* Supplied records:
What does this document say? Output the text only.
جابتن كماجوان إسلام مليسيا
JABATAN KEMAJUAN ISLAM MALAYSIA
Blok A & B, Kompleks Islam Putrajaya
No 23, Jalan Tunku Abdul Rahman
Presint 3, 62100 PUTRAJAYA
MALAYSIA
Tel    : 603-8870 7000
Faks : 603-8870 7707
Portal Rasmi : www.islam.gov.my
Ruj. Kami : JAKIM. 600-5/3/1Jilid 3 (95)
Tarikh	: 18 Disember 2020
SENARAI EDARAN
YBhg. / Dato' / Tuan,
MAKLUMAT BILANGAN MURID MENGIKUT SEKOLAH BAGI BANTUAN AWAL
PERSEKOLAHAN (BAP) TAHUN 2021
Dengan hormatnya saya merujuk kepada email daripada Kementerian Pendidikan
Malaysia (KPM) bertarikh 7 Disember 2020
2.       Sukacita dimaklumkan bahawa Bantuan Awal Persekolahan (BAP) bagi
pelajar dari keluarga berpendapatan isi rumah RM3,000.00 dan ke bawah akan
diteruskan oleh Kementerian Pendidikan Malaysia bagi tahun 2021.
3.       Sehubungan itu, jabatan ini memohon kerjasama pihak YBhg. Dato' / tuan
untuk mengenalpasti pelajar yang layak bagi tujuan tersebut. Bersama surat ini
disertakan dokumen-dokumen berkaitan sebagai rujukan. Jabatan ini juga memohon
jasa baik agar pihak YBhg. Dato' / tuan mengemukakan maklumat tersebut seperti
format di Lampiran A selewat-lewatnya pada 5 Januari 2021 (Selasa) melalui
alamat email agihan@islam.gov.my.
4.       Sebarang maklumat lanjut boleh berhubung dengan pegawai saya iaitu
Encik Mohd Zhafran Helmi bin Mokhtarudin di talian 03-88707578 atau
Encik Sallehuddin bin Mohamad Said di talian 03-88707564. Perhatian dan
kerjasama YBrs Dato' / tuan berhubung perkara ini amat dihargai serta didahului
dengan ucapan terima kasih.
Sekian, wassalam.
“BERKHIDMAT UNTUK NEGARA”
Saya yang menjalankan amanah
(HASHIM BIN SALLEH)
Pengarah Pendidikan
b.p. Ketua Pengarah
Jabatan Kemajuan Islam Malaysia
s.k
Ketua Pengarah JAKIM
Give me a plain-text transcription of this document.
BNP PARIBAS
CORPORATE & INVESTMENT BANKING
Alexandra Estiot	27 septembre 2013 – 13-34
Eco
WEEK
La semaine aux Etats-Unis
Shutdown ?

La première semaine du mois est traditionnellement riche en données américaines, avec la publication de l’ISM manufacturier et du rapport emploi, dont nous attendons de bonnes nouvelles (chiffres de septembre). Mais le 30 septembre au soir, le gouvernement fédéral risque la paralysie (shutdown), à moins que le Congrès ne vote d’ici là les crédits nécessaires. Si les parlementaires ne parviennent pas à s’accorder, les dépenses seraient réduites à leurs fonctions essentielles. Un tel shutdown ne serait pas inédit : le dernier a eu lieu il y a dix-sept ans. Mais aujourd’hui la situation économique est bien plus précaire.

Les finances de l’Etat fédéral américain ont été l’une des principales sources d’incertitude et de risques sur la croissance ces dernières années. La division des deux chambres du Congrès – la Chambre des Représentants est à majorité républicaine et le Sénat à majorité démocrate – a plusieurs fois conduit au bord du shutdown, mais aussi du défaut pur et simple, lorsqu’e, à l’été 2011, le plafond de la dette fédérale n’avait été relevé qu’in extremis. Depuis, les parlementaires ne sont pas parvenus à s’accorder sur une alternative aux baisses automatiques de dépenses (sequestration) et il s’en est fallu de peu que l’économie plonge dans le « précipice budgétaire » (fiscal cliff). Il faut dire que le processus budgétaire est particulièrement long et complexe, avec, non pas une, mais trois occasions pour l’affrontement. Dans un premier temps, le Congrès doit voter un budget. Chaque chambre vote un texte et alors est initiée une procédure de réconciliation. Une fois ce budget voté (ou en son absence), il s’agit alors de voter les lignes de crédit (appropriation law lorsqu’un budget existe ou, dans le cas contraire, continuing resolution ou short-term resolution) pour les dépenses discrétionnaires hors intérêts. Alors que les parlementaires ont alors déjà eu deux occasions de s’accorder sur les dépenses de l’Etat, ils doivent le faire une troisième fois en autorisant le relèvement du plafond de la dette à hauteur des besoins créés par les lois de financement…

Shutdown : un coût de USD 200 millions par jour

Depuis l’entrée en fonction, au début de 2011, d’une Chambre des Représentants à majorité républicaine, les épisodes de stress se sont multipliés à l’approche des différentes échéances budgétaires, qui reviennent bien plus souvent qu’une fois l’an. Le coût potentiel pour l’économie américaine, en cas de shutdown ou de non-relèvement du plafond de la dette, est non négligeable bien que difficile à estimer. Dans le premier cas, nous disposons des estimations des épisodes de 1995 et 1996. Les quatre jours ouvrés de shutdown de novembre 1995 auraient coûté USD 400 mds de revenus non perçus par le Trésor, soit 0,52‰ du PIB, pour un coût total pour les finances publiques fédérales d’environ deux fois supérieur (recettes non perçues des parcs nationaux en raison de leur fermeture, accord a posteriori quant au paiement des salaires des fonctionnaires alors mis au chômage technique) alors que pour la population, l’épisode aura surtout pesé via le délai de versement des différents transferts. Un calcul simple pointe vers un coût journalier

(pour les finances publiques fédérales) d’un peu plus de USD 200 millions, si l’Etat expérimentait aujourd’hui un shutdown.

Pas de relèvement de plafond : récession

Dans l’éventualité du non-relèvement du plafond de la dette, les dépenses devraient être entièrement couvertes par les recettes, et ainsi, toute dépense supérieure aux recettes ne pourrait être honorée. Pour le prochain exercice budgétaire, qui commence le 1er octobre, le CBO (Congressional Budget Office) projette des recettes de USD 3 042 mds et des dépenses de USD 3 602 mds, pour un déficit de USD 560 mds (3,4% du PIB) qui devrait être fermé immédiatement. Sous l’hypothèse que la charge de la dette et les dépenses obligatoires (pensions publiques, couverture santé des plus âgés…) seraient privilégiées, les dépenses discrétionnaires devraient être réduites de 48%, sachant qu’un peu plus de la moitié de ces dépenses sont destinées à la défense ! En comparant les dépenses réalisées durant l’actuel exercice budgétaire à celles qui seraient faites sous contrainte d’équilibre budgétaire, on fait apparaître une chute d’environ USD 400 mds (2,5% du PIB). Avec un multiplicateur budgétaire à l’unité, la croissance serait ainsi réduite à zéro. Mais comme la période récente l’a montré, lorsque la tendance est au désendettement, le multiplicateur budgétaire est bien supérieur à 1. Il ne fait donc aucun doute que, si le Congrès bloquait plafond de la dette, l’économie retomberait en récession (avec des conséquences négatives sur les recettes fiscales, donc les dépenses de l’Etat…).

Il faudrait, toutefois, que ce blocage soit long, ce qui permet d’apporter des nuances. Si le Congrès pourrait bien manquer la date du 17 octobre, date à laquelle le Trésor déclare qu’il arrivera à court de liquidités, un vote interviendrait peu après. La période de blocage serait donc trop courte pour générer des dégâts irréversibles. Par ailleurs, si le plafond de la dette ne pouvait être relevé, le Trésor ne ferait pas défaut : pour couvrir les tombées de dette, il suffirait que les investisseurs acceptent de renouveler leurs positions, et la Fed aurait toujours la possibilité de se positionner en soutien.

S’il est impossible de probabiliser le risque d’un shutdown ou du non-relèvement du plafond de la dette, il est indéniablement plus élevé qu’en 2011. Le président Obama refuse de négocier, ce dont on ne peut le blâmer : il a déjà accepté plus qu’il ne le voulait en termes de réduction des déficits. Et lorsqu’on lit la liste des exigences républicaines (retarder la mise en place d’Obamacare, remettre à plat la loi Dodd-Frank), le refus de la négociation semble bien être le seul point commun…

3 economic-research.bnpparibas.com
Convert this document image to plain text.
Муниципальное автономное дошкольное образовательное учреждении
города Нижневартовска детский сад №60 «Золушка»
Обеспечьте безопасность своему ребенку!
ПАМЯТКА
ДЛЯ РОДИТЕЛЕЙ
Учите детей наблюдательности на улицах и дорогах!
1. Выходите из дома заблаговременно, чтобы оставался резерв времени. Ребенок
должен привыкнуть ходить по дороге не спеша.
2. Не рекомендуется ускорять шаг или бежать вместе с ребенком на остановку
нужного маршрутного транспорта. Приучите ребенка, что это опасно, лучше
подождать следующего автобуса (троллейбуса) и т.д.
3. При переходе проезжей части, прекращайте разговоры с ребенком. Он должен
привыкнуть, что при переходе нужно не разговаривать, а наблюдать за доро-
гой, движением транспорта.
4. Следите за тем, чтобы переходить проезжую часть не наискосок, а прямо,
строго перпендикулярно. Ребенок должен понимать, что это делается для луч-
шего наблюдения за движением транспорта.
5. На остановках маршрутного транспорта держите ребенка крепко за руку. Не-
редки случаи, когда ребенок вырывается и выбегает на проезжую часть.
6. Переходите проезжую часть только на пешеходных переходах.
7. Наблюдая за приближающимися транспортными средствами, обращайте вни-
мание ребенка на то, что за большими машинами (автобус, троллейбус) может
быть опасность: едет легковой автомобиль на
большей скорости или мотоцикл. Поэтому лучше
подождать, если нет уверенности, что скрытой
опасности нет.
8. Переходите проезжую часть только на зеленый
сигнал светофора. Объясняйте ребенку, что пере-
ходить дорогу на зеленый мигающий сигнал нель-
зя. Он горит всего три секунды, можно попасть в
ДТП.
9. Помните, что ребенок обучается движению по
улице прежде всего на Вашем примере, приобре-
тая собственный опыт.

* Problem requirements:
Scan the material above. Copy each line where "pelajar" occurs.

* The solution:
pelajar dari keluarga berpendapatan isi rumah RM3,000.00 dan ke bawah akan
untuk mengenalpasti pelajar yang layak bagi tujuan tersebut. Bersama surat ini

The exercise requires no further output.